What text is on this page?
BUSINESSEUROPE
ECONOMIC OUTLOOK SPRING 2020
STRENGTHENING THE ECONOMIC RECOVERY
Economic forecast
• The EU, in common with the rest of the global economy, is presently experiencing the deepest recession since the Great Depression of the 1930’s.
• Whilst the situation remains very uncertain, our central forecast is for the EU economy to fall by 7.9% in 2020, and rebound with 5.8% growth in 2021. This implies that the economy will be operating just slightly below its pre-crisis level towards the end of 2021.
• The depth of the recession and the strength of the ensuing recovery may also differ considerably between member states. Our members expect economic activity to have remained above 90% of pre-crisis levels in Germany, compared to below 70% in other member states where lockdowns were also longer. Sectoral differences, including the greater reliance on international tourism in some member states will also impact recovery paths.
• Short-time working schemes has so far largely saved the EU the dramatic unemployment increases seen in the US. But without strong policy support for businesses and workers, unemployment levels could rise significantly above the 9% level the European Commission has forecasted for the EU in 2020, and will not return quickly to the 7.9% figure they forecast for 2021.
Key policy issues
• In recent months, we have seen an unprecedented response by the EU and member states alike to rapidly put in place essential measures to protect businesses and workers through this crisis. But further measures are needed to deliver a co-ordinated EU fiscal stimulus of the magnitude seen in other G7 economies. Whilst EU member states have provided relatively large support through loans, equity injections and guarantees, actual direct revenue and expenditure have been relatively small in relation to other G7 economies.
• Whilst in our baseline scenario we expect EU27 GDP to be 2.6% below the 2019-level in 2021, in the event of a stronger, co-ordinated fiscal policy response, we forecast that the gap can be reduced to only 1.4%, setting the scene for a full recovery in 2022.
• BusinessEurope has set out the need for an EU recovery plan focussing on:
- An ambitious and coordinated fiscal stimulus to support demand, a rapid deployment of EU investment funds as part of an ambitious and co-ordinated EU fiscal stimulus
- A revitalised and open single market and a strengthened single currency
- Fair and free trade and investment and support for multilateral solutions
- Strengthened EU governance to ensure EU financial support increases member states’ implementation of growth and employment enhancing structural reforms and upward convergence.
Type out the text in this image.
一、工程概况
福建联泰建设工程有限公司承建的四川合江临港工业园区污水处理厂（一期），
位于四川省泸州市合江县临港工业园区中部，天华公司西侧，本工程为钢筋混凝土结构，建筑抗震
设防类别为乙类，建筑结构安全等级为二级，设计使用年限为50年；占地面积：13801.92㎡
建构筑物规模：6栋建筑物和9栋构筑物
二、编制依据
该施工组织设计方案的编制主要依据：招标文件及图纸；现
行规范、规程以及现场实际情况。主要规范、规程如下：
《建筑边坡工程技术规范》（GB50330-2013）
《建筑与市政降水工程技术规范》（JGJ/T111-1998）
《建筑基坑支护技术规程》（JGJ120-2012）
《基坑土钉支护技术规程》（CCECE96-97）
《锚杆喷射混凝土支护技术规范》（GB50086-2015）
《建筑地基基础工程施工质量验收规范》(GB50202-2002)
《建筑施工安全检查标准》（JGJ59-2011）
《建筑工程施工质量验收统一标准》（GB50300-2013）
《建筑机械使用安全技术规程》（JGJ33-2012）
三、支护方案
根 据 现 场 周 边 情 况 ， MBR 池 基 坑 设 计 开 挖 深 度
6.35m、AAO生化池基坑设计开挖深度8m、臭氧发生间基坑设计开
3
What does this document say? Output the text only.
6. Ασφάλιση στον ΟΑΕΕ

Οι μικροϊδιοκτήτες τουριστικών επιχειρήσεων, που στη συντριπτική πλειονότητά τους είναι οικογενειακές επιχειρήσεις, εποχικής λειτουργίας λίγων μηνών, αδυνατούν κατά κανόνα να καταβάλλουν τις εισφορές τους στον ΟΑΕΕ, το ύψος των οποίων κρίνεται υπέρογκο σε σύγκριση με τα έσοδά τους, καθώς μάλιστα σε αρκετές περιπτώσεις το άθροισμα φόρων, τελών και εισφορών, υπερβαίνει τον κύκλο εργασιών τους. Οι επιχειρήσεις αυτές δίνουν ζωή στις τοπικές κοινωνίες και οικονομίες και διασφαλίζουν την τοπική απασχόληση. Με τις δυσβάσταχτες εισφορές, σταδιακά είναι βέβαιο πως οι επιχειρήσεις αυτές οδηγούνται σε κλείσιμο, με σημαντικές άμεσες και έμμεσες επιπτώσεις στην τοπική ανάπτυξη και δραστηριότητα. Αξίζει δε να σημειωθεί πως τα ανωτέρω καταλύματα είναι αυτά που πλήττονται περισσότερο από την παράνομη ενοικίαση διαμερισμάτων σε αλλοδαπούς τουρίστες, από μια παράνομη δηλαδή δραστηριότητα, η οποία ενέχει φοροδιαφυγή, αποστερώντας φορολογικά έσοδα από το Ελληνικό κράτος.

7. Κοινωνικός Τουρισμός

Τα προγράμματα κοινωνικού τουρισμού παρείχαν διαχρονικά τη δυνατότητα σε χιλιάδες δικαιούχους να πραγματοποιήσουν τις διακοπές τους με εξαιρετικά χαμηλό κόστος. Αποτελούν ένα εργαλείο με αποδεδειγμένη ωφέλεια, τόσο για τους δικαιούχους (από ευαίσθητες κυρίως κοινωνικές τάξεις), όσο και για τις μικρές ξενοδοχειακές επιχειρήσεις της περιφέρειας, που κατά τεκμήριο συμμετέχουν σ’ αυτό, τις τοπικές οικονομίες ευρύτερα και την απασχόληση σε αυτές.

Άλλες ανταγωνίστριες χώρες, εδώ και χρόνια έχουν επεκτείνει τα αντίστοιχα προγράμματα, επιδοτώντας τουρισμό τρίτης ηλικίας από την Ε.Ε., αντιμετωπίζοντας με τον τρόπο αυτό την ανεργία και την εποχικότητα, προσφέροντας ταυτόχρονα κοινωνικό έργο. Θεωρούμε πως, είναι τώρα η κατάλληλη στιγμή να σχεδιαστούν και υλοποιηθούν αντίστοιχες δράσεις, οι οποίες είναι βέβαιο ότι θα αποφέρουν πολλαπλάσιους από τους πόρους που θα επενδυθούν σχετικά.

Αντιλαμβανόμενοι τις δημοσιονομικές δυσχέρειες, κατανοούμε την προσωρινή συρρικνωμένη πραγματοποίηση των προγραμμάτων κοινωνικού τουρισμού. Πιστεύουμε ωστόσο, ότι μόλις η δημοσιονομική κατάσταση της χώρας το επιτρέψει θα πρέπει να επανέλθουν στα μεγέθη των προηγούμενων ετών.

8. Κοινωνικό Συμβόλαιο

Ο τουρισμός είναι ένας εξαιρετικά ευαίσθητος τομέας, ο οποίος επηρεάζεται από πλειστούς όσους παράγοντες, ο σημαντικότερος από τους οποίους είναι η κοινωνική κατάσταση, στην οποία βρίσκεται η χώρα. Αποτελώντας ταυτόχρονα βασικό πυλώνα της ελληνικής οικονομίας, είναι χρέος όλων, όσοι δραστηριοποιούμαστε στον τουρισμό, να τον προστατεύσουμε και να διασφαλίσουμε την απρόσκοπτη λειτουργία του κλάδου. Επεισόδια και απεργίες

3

Aim
Using the data above, print every record exactly as shown.

Final result
What text is on this page?
BUSINESSEUROPE
ECONOMIC OUTLOOK SPRING 2020
STRENGTHENING THE ECONOMIC RECOVERY
Economic forecast
• The EU, in common with the rest of the global economy, is presently experiencing the deepest recession since the Great Depression of the 1930’s.
• Whilst the situation remains very uncertain, our central forecast is for the EU economy to fall by 7.9% in 2020, and rebound with 5.8% growth in 2021. This implies that the economy will be operating just slightly below its pre-crisis level towards the end of 2021.
• The depth of the recession and the strength of the ensuing recovery may also differ considerably between member states. Our members expect economic activity to have remained above 90% of pre-crisis levels in Germany, compared to below 70% in other member states where lockdowns were also longer. Sectoral differences, including the greater reliance on international tourism in some member states will also impact recovery paths.
• Short-time working schemes has so far largely saved the EU the dramatic unemployment increases seen in the US. But without strong policy support for businesses and workers, unemployment levels could rise significantly above the 9% level the European Commission has forecasted for the EU in 2020, and will not return quickly to the 7.9% figure they forecast for 2021.
Key policy issues
• In recent months, we have seen an unprecedented response by the EU and member states alike to rapidly put in place essential measures to protect businesses and workers through this crisis. But further measures are needed to deliver a co-ordinated EU fiscal stimulus of the magnitude seen in other G7 economies. Whilst EU member states have provided relatively large support through loans, equity injections and guarantees, actual direct revenue and expenditure have been relatively small in relation to other G7 economies.
• Whilst in our baseline scenario we expect EU27 GDP to be 2.6% below the 2019-level in 2021, in the event of a stronger, co-ordinated fiscal policy response, we forecast that the gap can be reduced to only 1.4%, setting the scene for a full recovery in 2022.
• BusinessEurope has set out the need for an EU recovery plan focussing on:
- An ambitious and coordinated fiscal stimulus to support demand, a rapid deployment of EU investment funds as part of an ambitious and co-ordinated EU fiscal stimulus
- A revitalised and open single market and a strengthened single currency
- Fair and free trade and investment and support for multilateral solutions
- Strengthened EU governance to ensure EU financial support increases member states’ implementation of growth and employment enhancing structural reforms and upward convergence.
Type out the text in this image.
一、工程概况
福建联泰建设工程有限公司承建的四川合江临港工业园区污水处理厂（一期），
位于四川省泸州市合江县临港工业园区中部，天华公司西侧，本工程为钢筋混凝土结构，建筑抗震
设防类别为乙类，建筑结构安全等级为二级，设计使用年限为50年；占地面积：13801.92㎡
建构筑物规模：6栋建筑物和9栋构筑物
二、编制依据
该施工组织设计方案的编制主要依据：招标文件及图纸；现
行规范、规程以及现场实际情况。主要规范、规程如下：
《建筑边坡工程技术规范》（GB50330-2013）
《建筑与市政降水工程技术规范》（JGJ/T111-1998）
《建筑基坑支护技术规程》（JGJ120-2012）
《基坑土钉支护技术规程》（CCECE96-97）
《锚杆喷射混凝土支护技术规范》（GB50086-2015）
《建筑地基基础工程施工质量验收规范》(GB50202-2002)
《建筑施工安全检查标准》（JGJ59-2011）
《建筑工程施工质量验收统一标准》（GB50300-2013）
《建筑机械使用安全技术规程》（JGJ33-2012）
三、支护方案
根 据 现 场 周 边 情 况 ， MBR 池 基 坑 设 计 开 挖 深 度
6.35m、AAO生化池基坑设计开挖深度8m、臭氧发生间基坑设计开
3
What does this document say? Output the text only.
6. Ασφάλιση στον ΟΑΕΕ

Οι μικροϊδιοκτήτες τουριστικών επιχειρήσεων, που στη συντριπτική πλειονότητά τους είναι οικογενειακές επιχειρήσεις, εποχικής λειτουργίας λίγων μηνών, αδυνατούν κατά κανόνα να καταβάλλουν τις εισφορές τους στον ΟΑΕΕ, το ύψος των οποίων κρίνεται υπέρογκο σε σύγκριση με τα έσοδά τους, καθώς μάλιστα σε αρκετές περιπτώσεις το άθροισμα φόρων, τελών και εισφορών, υπερβαίνει τον κύκλο εργασιών τους. Οι επιχειρήσεις αυτές δίνουν ζωή στις τοπικές κοινωνίες και οικονομίες και διασφαλίζουν την τοπική απασχόληση. Με τις δυσβάσταχτες εισφορές, σταδιακά είναι βέβαιο πως οι επιχειρήσεις αυτές οδηγούνται σε κλείσιμο, με σημαντικές άμεσες και έμμεσες επιπτώσεις στην τοπική ανάπτυξη και δραστηριότητα. Αξίζει δε να σημειωθεί πως τα ανωτέρω καταλύματα είναι αυτά που πλήττονται περισσότερο από την παράνομη ενοικίαση διαμερισμάτων σε αλλοδαπούς τουρίστες, από μια παράνομη δηλαδή δραστηριότητα, η οποία ενέχει φοροδιαφυγή, αποστερώντας φορολογικά έσοδα από το Ελληνικό κράτος.

7. Κοινωνικός Τουρισμός

Τα προγράμματα κοινωνικού τουρισμού παρείχαν διαχρονικά τη δυνατότητα σε χιλιάδες δικαιούχους να πραγματοποιήσουν τις διακοπές τους με εξαιρετικά χαμηλό κόστος. Αποτελούν ένα εργαλείο με αποδεδειγμένη ωφέλεια, τόσο για τους δικαιούχους (από ευαίσθητες κυρίως κοινωνικές τάξεις), όσο και για τις μικρές ξενοδοχειακές επιχειρήσεις της περιφέρειας, που κατά τεκμήριο συμμετέχουν σ’ αυτό, τις τοπικές οικονομίες ευρύτερα και την απασχόληση σε αυτές.

Άλλες ανταγωνίστριες χώρες, εδώ και χρόνια έχουν επεκτείνει τα αντίστοιχα προγράμματα, επιδοτώντας τουρισμό τρίτης ηλικίας από την Ε.Ε., αντιμετωπίζοντας με τον τρόπο αυτό την ανεργία και την εποχικότητα, προσφέροντας ταυτόχρονα κοινωνικό έργο. Θεωρούμε πως, είναι τώρα η κατάλληλη στιγμή να σχεδιαστούν και υλοποιηθούν αντίστοιχες δράσεις, οι οποίες είναι βέβαιο ότι θα αποφέρουν πολλαπλάσιους από τους πόρους που θα επενδυθούν σχετικά.

Αντιλαμβανόμενοι τις δημοσιονομικές δυσχέρειες, κατανοούμε την προσωρινή συρρικνωμένη πραγματοποίηση των προγραμμάτων κοινωνικού τουρισμού. Πιστεύουμε ωστόσο, ότι μόλις η δημοσιονομική κατάσταση της χώρας το επιτρέψει θα πρέπει να επανέλθουν στα μεγέθη των προηγούμενων ετών.

8. Κοινωνικό Συμβόλαιο

Ο τουρισμός είναι ένας εξαιρετικά ευαίσθητος τομέας, ο οποίος επηρεάζεται από πλειστούς όσους παράγοντες, ο σημαντικότερος από τους οποίους είναι η κοινωνική κατάσταση, στην οποία βρίσκεται η χώρα. Αποτελώντας ταυτόχρονα βασικό πυλώνα της ελληνικής οικονομίας, είναι χρέος όλων, όσοι δραστηριοποιούμαστε στον τουρισμό, να τον προστατεύσουμε και να διασφαλίσουμε την απρόσκοπτη λειτουργία του κλάδου. Επεισόδια και απεργίες

3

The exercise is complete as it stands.